**Exercise details**:
Search the records below for the word "subtitle". Pull out each line that has it.

**Data for processing**:
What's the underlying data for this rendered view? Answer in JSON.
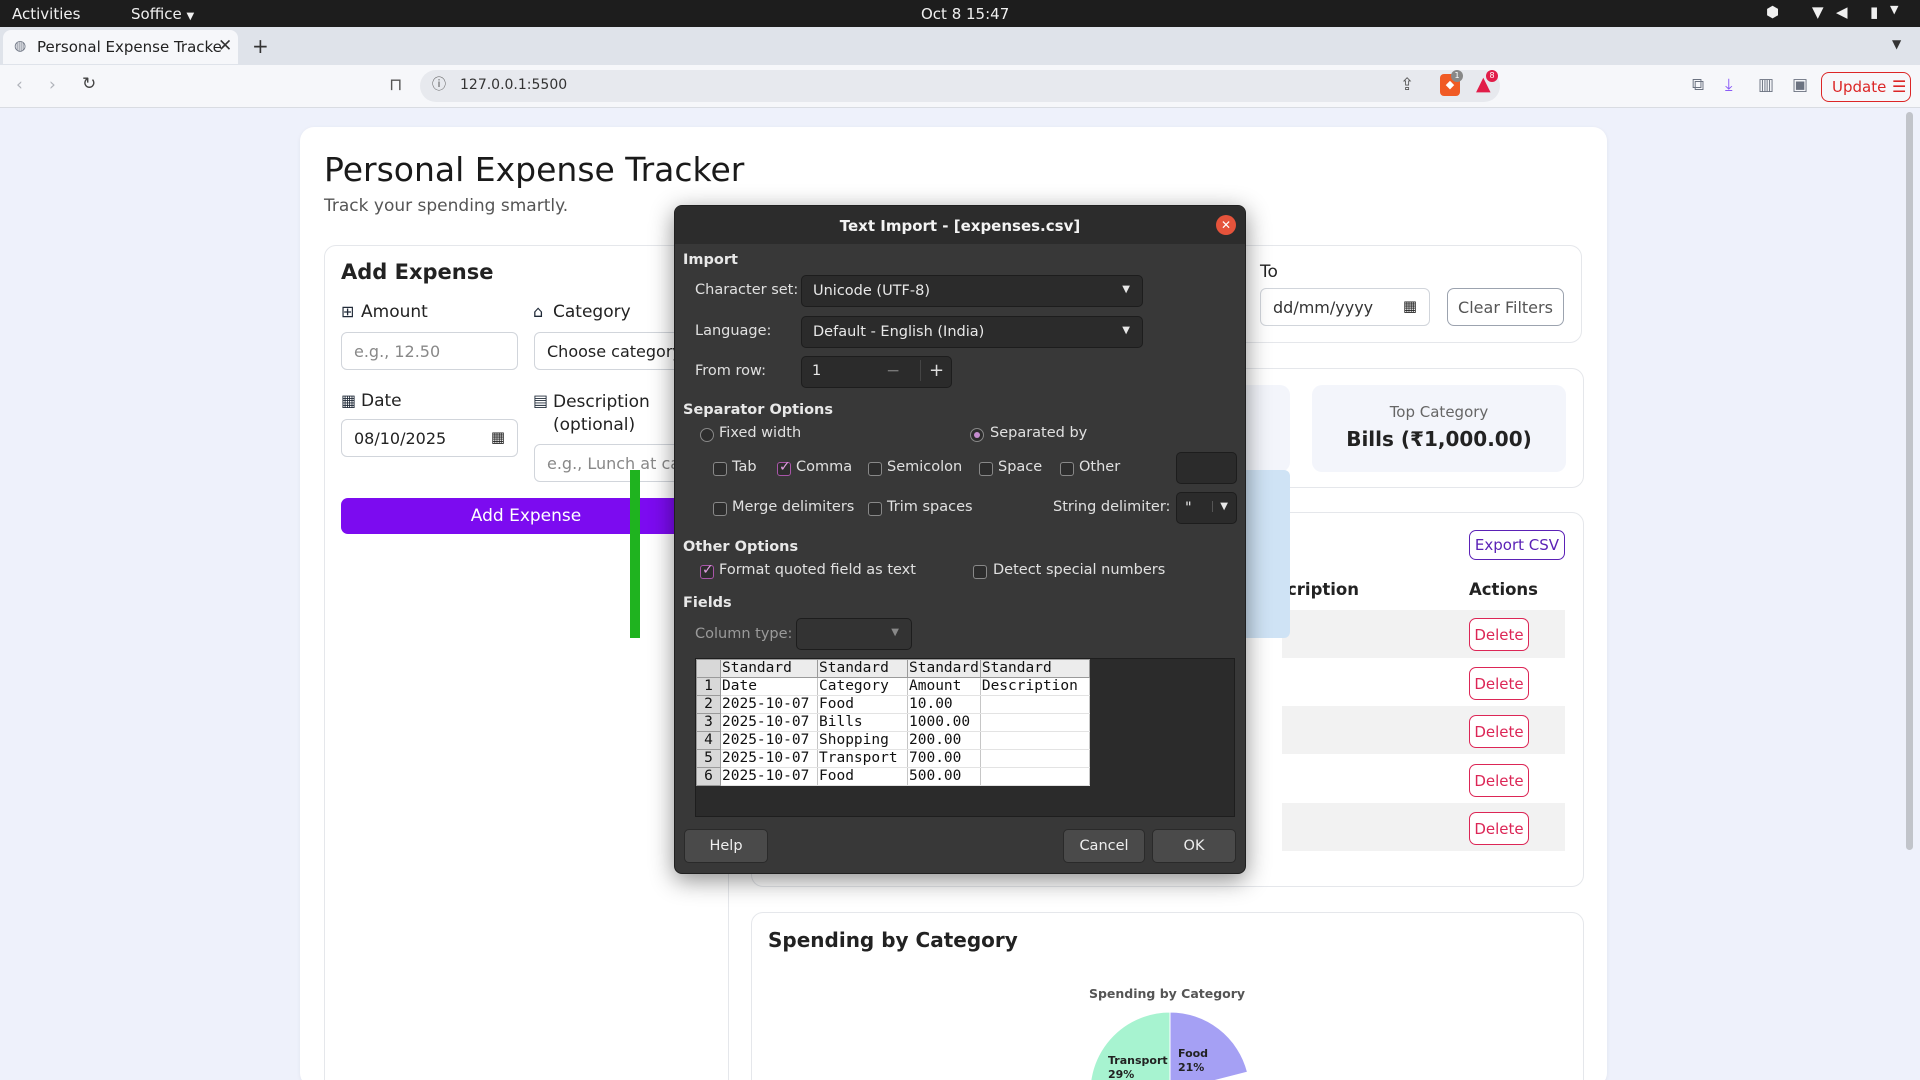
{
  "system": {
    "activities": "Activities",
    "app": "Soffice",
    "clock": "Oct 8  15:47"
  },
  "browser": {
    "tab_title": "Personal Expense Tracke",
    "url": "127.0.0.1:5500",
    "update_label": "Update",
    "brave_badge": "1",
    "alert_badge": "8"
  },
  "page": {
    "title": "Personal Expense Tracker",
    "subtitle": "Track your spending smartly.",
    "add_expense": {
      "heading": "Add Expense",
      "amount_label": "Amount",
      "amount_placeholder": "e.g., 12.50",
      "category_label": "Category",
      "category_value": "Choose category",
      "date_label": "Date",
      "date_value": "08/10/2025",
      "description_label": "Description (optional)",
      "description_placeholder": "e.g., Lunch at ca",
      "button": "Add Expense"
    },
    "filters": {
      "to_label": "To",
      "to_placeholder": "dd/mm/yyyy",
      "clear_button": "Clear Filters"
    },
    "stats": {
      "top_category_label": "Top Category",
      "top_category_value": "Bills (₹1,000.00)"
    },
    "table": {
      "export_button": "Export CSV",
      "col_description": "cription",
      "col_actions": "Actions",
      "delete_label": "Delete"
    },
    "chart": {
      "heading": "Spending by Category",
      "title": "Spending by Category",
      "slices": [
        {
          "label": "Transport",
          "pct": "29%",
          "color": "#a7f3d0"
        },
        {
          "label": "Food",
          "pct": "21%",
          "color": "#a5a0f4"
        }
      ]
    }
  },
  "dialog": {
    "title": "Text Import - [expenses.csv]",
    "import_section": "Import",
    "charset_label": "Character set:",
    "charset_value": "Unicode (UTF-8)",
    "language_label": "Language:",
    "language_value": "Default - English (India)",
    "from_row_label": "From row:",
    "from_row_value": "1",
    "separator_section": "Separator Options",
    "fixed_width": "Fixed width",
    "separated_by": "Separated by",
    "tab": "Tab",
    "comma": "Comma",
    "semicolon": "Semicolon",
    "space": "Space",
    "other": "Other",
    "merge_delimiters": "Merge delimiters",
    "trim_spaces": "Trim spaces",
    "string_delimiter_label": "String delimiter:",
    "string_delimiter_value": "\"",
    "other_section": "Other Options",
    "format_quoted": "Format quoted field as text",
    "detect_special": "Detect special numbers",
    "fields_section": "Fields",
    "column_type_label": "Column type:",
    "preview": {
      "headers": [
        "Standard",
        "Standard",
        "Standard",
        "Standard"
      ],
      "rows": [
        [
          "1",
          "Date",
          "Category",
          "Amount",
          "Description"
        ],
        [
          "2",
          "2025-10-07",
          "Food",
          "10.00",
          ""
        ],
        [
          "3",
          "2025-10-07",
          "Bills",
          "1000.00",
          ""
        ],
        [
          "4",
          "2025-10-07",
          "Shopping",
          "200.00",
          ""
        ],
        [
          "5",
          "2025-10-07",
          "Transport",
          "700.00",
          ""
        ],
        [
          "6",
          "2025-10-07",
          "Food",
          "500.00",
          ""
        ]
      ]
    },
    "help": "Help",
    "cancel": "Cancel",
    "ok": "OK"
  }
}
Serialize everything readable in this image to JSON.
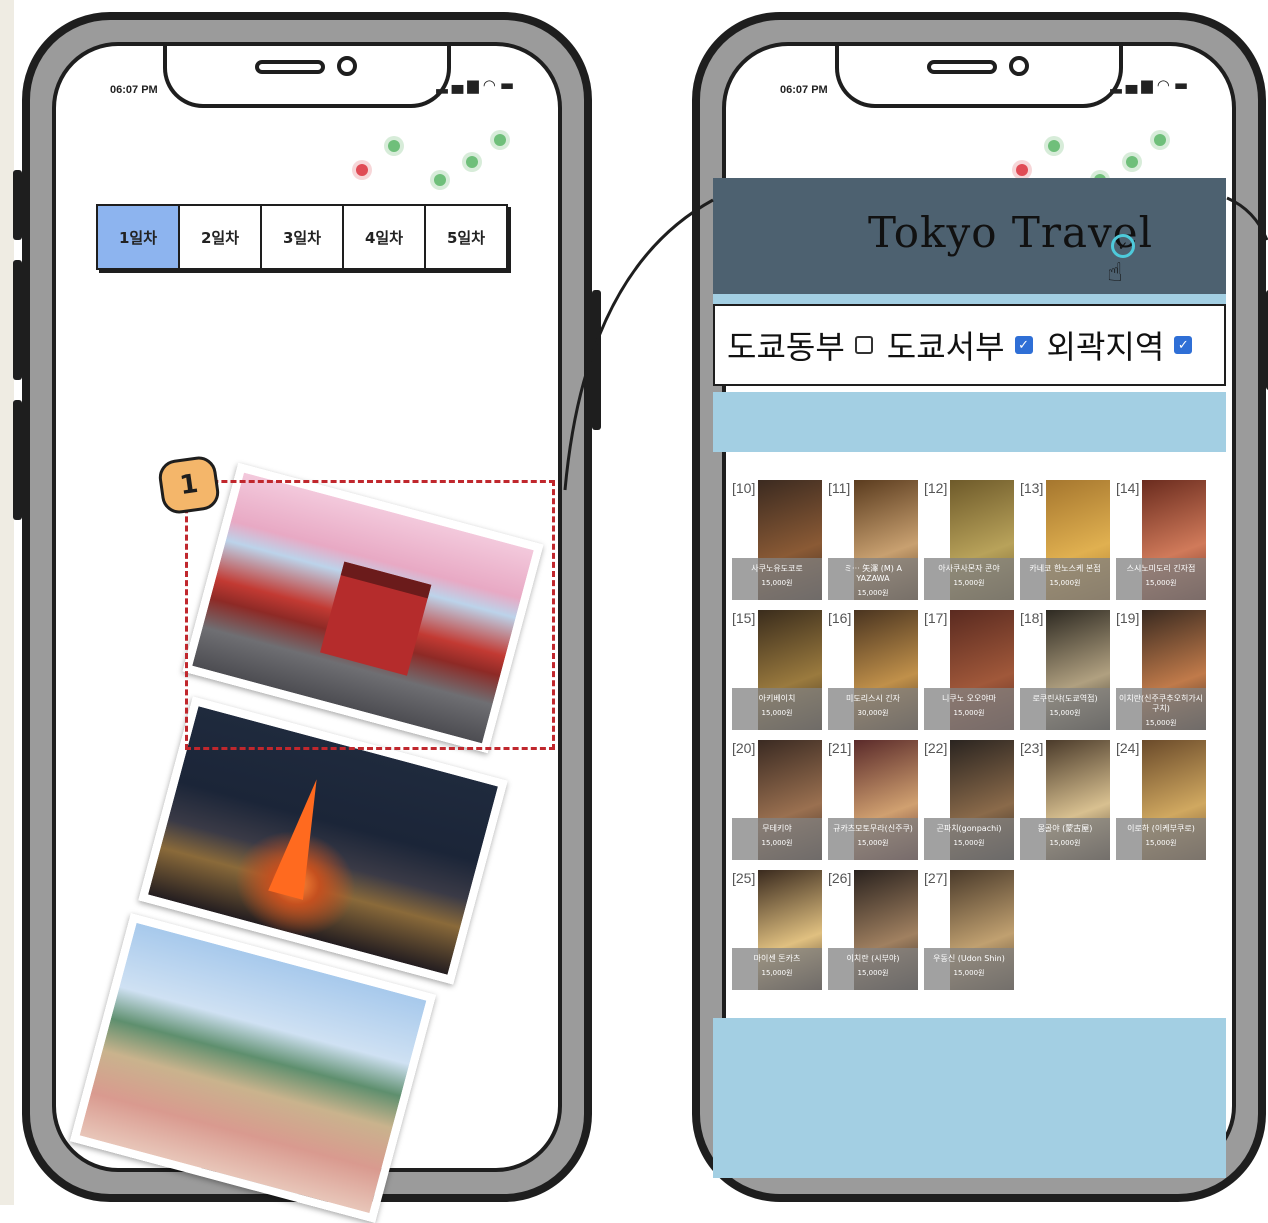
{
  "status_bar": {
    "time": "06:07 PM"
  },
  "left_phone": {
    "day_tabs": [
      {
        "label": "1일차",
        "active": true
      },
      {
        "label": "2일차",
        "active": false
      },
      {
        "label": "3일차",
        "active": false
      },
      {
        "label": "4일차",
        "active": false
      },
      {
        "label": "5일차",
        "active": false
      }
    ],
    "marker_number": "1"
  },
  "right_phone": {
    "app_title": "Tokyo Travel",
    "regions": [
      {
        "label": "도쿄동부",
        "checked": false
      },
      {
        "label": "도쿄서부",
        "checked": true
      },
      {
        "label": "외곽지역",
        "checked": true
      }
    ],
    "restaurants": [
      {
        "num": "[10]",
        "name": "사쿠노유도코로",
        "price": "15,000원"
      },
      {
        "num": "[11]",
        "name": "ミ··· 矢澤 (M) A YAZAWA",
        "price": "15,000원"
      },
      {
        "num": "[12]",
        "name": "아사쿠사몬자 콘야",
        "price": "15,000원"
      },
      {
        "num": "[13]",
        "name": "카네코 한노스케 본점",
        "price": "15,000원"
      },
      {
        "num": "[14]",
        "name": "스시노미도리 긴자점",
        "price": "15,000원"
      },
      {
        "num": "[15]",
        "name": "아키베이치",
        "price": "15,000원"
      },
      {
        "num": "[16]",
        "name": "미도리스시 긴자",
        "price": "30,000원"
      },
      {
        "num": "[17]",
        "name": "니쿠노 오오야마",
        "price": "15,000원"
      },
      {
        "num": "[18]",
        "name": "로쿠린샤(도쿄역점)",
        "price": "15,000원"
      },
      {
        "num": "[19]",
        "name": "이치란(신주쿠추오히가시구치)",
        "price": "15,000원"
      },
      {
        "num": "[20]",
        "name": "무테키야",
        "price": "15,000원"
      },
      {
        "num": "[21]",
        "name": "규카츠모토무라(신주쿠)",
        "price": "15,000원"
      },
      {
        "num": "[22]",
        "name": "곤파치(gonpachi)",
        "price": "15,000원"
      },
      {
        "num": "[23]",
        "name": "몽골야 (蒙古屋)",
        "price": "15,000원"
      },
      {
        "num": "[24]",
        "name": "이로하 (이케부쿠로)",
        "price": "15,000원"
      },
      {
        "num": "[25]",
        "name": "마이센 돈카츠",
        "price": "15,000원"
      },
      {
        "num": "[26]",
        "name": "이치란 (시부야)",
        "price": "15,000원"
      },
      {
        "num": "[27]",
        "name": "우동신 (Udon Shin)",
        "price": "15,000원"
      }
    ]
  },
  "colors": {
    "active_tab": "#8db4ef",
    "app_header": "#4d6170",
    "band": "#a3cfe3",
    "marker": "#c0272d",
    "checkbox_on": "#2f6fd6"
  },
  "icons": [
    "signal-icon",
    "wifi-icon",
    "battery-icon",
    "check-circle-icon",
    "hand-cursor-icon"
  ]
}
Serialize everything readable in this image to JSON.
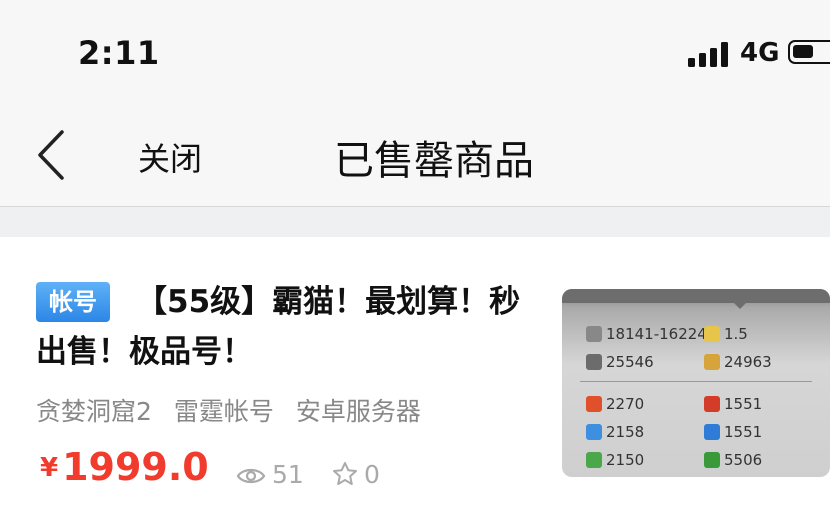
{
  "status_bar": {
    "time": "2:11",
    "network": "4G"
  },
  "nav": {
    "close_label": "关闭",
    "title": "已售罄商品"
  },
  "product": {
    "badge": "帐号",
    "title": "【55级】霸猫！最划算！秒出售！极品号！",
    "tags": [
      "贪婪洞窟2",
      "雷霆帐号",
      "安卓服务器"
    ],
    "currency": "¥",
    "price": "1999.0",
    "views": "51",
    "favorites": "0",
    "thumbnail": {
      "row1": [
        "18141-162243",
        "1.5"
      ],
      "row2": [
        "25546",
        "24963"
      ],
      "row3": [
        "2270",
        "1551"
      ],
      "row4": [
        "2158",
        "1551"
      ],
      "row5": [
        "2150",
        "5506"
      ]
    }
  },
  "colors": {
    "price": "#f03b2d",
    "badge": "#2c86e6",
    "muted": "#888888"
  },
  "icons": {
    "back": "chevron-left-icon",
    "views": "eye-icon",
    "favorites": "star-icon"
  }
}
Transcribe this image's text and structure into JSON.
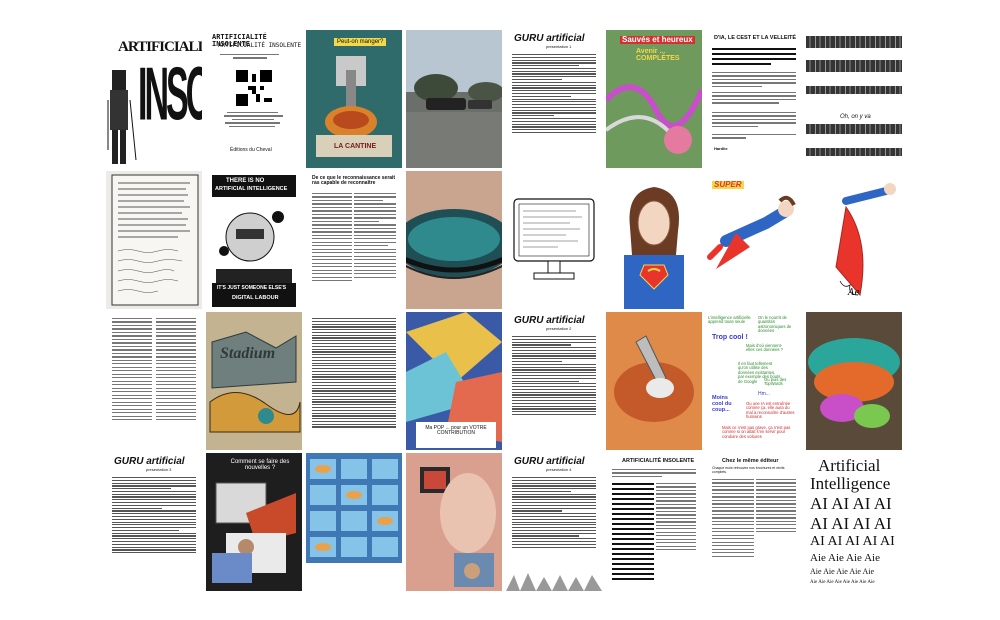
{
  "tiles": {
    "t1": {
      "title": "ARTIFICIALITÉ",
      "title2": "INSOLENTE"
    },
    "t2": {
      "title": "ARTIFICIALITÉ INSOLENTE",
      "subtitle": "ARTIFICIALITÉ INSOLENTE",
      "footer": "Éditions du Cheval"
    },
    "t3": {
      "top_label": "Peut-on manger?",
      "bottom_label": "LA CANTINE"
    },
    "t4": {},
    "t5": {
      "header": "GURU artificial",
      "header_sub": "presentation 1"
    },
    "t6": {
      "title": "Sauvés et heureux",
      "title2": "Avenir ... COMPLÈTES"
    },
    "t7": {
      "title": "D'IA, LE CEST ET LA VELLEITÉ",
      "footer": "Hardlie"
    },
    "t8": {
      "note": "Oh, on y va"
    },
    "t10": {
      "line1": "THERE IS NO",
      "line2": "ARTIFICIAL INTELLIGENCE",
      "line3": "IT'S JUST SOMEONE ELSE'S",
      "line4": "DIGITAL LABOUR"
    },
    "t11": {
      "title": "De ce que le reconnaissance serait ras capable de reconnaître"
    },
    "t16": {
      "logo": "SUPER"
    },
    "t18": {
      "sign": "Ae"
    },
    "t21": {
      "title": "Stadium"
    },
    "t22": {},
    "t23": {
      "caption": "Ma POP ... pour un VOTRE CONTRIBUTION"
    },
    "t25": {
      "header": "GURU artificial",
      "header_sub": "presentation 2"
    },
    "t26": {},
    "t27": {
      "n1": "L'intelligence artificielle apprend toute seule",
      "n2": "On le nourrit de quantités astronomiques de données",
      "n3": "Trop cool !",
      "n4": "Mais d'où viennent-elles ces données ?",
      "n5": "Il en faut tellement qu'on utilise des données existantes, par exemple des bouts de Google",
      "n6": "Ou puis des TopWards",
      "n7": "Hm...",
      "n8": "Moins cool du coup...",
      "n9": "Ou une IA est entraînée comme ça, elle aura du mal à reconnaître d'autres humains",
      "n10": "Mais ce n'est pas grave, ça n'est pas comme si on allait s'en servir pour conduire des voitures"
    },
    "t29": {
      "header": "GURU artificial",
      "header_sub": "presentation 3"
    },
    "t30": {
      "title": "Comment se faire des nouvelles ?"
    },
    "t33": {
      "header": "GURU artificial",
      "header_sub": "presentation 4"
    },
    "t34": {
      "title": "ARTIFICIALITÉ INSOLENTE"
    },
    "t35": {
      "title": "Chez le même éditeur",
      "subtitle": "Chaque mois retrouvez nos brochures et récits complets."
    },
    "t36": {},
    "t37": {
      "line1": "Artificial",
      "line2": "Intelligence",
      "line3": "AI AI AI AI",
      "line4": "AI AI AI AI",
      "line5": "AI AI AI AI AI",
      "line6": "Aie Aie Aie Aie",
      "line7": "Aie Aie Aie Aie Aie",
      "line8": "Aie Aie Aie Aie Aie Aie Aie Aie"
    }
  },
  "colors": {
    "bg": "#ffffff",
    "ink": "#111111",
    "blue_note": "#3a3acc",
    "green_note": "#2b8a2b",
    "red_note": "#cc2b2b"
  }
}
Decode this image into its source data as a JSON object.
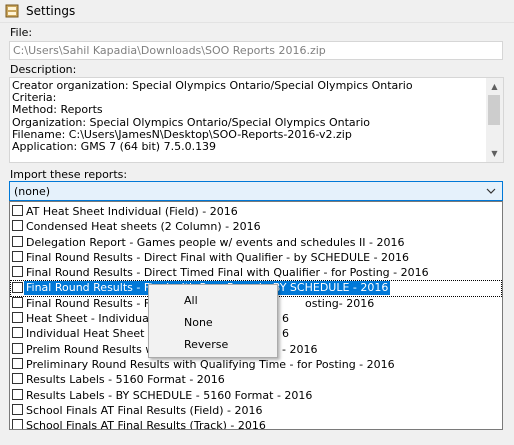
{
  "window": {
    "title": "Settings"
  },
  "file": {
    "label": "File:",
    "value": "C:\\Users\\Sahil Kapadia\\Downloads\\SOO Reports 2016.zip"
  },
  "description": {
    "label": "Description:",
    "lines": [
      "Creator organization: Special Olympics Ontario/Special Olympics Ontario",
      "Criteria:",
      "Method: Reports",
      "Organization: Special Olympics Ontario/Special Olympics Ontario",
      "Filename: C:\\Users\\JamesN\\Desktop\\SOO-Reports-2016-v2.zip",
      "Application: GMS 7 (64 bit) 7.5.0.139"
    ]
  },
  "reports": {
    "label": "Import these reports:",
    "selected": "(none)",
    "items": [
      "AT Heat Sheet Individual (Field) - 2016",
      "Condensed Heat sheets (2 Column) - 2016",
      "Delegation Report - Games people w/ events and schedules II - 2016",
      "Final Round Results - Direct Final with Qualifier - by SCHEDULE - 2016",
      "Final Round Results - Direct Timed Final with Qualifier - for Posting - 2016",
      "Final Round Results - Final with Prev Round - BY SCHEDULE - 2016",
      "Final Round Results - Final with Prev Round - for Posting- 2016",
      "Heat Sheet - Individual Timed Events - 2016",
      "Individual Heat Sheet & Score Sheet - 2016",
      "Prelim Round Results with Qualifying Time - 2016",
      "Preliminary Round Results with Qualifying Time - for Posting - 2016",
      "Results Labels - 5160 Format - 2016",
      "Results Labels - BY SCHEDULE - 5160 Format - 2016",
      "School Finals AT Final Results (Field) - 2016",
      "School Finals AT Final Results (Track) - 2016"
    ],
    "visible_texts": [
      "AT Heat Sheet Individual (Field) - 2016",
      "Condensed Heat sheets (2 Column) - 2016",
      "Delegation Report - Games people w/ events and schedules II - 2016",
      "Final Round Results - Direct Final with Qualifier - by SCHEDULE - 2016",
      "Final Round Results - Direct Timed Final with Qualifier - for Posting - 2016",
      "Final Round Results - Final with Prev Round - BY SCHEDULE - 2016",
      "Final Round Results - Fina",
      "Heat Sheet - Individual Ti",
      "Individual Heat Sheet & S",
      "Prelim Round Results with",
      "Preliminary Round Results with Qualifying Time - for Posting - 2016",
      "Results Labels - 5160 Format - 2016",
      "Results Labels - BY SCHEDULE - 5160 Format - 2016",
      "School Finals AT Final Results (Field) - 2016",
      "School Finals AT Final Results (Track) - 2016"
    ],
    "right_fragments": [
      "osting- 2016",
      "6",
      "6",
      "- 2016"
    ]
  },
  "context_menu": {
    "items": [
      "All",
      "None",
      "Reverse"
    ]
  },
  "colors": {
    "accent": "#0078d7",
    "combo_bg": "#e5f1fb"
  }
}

**Finished task**:
    "subtitle": "Track your spending smartly.",
      "subtitle": "ARTIFICIALITÉ INSOLENTE",
      "subtitle": "Chaque mois retrouvez nos brochures et récits complets."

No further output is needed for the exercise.